**TASK GOAL**
Tell how many lines in the data below include the word "Study". The answer is the number only.

[Extracted records]
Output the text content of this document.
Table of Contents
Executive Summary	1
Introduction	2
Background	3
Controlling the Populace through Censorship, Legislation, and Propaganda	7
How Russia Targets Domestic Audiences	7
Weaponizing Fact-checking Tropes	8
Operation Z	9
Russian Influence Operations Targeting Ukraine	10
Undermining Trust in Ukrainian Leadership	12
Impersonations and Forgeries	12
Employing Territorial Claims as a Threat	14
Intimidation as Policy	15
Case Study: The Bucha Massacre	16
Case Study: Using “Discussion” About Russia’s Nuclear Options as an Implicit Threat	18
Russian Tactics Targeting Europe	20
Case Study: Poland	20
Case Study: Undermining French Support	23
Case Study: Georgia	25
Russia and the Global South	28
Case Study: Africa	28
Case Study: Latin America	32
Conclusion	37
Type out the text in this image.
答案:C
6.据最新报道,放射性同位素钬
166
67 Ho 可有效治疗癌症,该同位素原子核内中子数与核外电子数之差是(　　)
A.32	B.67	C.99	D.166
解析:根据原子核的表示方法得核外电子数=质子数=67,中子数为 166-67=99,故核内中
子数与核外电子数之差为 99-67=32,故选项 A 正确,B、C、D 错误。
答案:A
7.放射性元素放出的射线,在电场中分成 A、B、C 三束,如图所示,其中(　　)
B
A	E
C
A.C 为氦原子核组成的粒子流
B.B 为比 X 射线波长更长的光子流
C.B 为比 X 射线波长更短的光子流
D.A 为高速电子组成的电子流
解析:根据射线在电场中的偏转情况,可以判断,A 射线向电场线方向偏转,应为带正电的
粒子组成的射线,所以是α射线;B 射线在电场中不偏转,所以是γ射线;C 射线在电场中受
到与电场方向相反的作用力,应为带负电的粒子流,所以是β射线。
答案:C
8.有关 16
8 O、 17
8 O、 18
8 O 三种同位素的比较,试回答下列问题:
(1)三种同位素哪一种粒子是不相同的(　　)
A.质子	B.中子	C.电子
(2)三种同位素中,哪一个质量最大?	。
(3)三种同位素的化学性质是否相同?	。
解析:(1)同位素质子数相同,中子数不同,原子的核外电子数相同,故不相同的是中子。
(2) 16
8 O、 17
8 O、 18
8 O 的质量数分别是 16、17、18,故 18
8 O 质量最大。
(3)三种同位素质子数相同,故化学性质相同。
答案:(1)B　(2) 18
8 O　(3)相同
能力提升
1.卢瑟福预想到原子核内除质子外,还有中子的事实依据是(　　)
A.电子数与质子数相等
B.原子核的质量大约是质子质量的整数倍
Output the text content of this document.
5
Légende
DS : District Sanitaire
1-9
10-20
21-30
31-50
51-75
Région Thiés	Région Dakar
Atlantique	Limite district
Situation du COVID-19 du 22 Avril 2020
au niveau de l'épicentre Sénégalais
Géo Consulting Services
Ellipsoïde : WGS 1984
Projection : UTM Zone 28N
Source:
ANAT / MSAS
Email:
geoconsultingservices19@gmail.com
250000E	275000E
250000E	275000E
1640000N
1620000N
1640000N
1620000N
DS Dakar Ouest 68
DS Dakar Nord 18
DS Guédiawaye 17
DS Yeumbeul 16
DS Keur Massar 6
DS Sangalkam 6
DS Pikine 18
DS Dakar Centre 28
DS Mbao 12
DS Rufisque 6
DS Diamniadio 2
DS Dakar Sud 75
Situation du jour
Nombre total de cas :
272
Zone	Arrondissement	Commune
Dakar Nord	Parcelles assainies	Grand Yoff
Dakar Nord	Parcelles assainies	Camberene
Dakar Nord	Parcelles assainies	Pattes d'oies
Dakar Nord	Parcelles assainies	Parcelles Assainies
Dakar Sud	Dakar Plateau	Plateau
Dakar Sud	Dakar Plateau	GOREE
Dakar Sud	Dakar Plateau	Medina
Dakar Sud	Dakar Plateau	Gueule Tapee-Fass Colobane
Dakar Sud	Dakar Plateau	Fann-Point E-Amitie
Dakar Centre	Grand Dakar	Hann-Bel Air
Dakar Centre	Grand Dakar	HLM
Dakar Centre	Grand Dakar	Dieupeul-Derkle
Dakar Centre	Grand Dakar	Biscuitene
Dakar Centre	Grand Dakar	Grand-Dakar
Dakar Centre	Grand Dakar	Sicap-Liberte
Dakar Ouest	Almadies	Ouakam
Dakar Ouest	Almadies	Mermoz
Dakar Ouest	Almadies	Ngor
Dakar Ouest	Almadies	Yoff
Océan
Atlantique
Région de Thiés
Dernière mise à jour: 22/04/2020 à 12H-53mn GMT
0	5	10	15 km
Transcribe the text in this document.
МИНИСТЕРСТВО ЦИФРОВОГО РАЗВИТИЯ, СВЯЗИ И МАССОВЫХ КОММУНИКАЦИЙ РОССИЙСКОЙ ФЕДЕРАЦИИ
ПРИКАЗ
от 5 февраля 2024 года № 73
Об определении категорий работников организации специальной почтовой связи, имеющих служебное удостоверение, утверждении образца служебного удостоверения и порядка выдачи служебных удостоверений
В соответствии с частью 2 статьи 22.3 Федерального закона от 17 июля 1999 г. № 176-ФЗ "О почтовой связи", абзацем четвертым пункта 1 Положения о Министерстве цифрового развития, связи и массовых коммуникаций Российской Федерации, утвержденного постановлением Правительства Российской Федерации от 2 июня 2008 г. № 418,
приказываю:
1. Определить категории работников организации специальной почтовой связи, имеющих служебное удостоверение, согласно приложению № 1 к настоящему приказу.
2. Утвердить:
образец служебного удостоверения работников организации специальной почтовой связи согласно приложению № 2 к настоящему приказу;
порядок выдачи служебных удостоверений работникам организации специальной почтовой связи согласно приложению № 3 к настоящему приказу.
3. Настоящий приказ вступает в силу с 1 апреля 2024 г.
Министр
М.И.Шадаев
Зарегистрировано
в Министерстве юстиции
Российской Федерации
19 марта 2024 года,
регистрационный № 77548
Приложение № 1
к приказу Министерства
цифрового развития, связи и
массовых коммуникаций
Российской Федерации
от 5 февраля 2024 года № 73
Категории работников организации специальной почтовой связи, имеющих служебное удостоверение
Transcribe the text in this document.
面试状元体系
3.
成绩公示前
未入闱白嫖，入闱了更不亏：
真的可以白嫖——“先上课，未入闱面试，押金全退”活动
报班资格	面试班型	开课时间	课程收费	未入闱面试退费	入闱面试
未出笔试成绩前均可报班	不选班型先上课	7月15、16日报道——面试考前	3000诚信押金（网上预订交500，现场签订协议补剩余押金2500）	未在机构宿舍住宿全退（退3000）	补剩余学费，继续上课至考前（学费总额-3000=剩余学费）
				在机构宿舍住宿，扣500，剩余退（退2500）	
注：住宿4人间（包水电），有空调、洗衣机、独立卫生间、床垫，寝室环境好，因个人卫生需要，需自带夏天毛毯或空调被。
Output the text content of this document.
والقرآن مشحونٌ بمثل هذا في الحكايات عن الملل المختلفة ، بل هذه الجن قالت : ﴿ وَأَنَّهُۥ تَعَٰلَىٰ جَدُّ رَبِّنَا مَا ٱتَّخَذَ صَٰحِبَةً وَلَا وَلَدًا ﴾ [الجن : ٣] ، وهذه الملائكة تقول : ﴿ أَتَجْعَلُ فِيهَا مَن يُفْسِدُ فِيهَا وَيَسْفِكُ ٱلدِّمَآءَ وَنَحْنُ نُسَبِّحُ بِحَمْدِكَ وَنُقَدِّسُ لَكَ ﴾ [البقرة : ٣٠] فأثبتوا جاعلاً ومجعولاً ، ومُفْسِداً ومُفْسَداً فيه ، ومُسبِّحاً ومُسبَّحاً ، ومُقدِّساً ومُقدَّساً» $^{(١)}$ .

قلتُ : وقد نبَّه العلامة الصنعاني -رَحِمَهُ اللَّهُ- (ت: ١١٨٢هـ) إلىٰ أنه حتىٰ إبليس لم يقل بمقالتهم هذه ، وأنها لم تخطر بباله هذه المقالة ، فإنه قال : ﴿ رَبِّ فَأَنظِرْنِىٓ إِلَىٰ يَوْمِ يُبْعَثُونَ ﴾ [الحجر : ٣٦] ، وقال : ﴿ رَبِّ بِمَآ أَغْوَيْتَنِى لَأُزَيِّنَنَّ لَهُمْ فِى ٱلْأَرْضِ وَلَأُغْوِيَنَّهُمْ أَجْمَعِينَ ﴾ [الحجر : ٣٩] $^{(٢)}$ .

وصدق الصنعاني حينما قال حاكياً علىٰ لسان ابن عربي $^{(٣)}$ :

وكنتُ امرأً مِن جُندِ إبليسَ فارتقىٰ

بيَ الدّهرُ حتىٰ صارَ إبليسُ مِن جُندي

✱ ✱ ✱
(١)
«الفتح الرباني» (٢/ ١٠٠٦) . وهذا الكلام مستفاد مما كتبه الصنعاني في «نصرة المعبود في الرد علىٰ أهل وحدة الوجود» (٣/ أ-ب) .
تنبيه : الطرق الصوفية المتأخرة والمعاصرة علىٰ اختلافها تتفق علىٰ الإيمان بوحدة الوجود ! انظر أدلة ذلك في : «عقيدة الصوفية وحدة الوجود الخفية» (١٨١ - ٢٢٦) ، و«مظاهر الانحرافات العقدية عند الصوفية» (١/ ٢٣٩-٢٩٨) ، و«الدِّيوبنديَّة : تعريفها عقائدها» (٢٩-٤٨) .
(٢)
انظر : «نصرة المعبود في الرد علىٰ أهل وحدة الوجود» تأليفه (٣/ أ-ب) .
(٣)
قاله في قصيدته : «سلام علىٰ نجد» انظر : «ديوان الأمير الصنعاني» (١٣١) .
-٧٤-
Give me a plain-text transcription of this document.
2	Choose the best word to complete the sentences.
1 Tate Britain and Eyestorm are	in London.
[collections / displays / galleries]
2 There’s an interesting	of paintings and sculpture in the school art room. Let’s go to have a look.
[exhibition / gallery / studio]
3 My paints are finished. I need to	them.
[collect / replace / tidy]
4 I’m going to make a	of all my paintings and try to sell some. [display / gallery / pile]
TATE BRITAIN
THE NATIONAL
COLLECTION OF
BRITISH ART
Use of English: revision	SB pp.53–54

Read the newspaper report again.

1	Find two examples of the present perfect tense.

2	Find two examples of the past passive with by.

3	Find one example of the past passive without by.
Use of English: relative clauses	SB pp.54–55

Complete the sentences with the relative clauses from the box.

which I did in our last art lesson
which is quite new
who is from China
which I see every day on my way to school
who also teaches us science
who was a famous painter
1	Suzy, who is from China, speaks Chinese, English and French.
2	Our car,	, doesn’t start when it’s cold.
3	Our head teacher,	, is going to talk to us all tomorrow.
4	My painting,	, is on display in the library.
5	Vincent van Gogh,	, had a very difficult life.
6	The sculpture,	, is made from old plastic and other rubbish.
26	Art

**ANSWER TO THE TASK**
7